→ Records supplied:

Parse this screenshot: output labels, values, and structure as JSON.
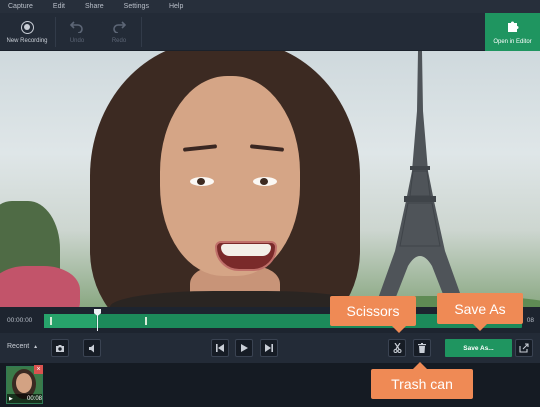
{
  "menu": [
    "Capture",
    "Edit",
    "Share",
    "Settings",
    "Help"
  ],
  "toolbar": {
    "new_recording": "New Recording",
    "undo": "Undo",
    "redo": "Redo",
    "open_in_editor": "Open in Editor"
  },
  "timeline": {
    "current_time": "00:00:00",
    "end_time": "08"
  },
  "controls": {
    "recent_label": "Recent",
    "save_as": "Save As..."
  },
  "recent_items": [
    {
      "duration": "00:08"
    }
  ],
  "callouts": {
    "scissors": "Scissors",
    "save_as": "Save As",
    "trash_can": "Trash can"
  },
  "colors": {
    "accent_green": "#1f9560",
    "callout_orange": "#ef8a55",
    "background": "#1f2733"
  }
}
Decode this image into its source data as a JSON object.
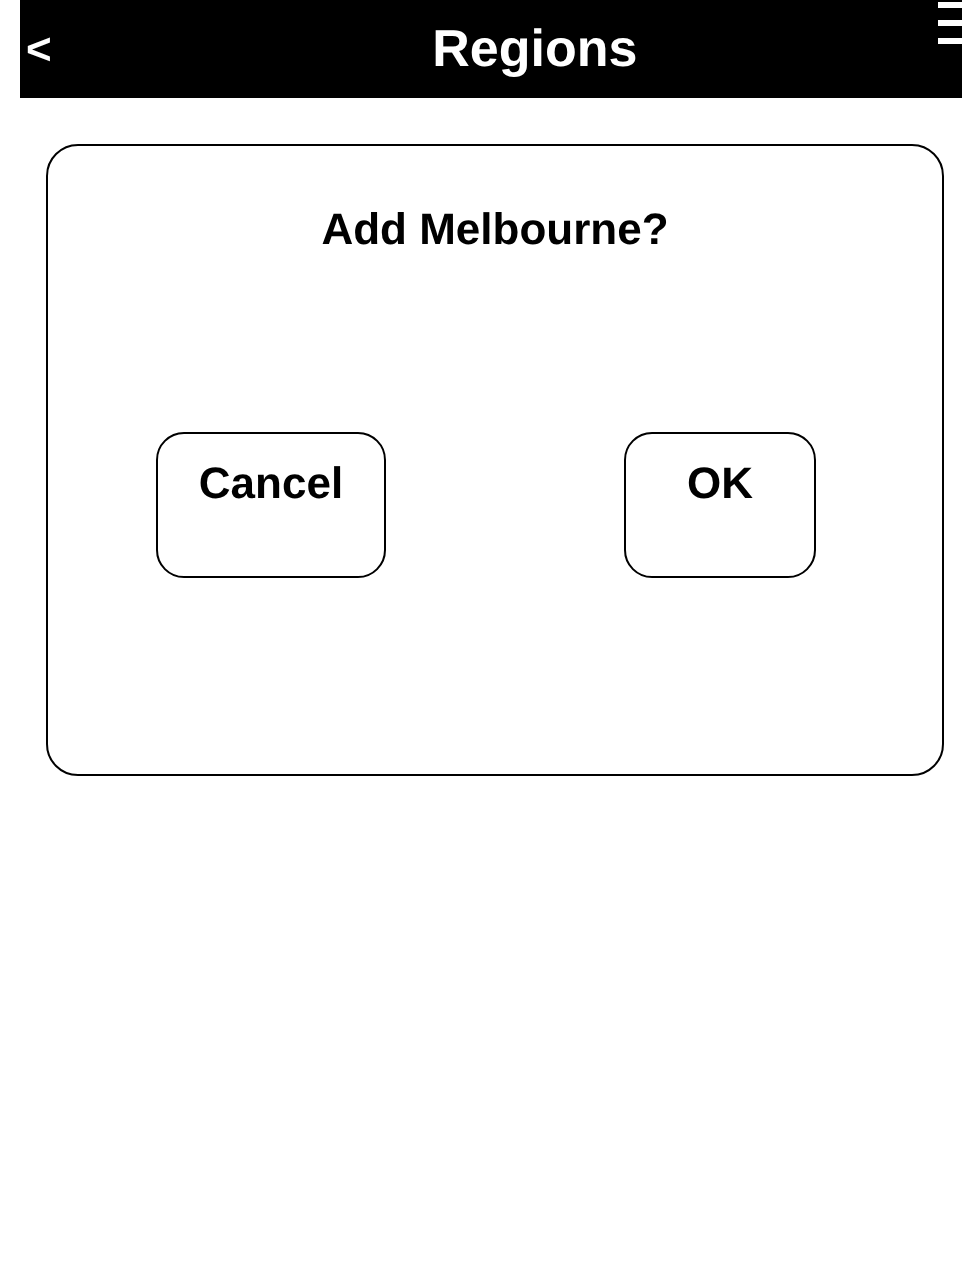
{
  "header": {
    "back": "<",
    "title": "Regions"
  },
  "dialog": {
    "message": "Add Melbourne?",
    "buttons": [
      {
        "label": "Cancel"
      },
      {
        "label": "OK"
      }
    ]
  }
}
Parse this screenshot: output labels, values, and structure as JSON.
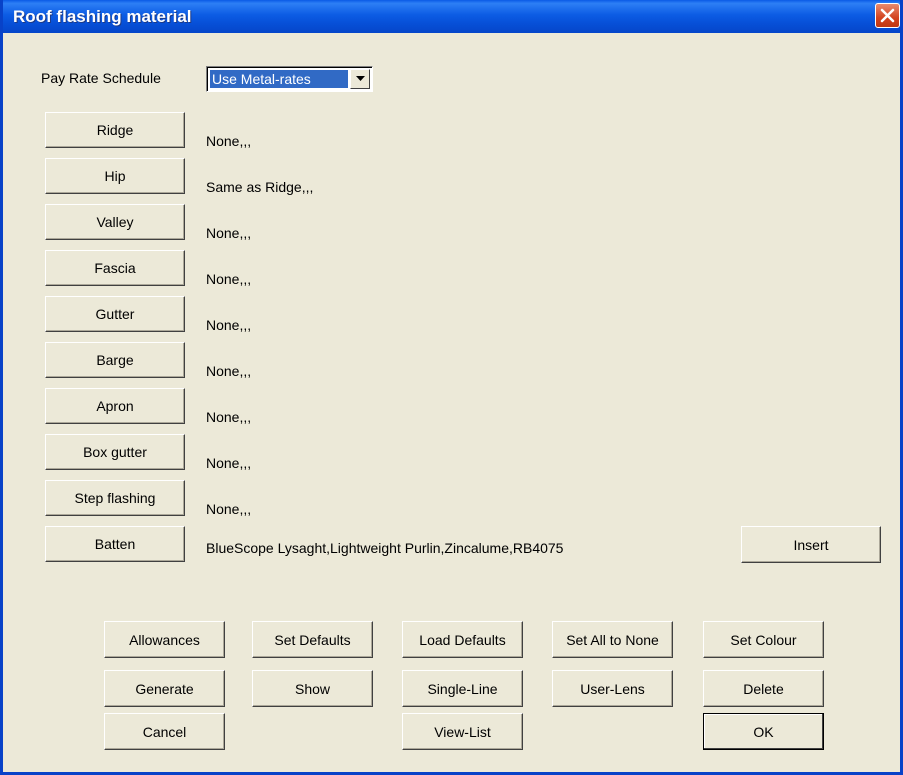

→ Exercise brief: Pictures in the records above should not be copied. Repeat everything else exactly.

→ Correct result:
Parse this screenshot: output labels, values, and structure as JSON.
{
  "menu": [
    "Capture",
    "Edit",
    "Share",
    "Settings",
    "Help"
  ],
  "toolbar": {
    "new_recording": "New Recording",
    "undo": "Undo",
    "redo": "Redo",
    "open_in_editor": "Open in Editor"
  },
  "timeline": {
    "current_time": "00:00:00",
    "end_time": "08"
  },
  "controls": {
    "recent_label": "Recent",
    "save_as": "Save As..."
  },
  "recent_items": [
    {
      "duration": "00:08"
    }
  ],
  "callouts": {
    "scissors": "Scissors",
    "save_as": "Save As",
    "trash_can": "Trash can"
  },
  "colors": {
    "accent_green": "#1f9560",
    "callout_orange": "#ef8a55",
    "background": "#1f2733"
  }
}
Decode this image into its source data as a JSON object.
{
  "header": {
    "back": "<",
    "title": "Regions"
  },
  "dialog": {
    "message": "Add Melbourne?",
    "buttons": [
      {
        "label": "Cancel"
      },
      {
        "label": "OK"
      }
    ]
  }
}
Parse this screenshot: output labels, values, and structure as JSON.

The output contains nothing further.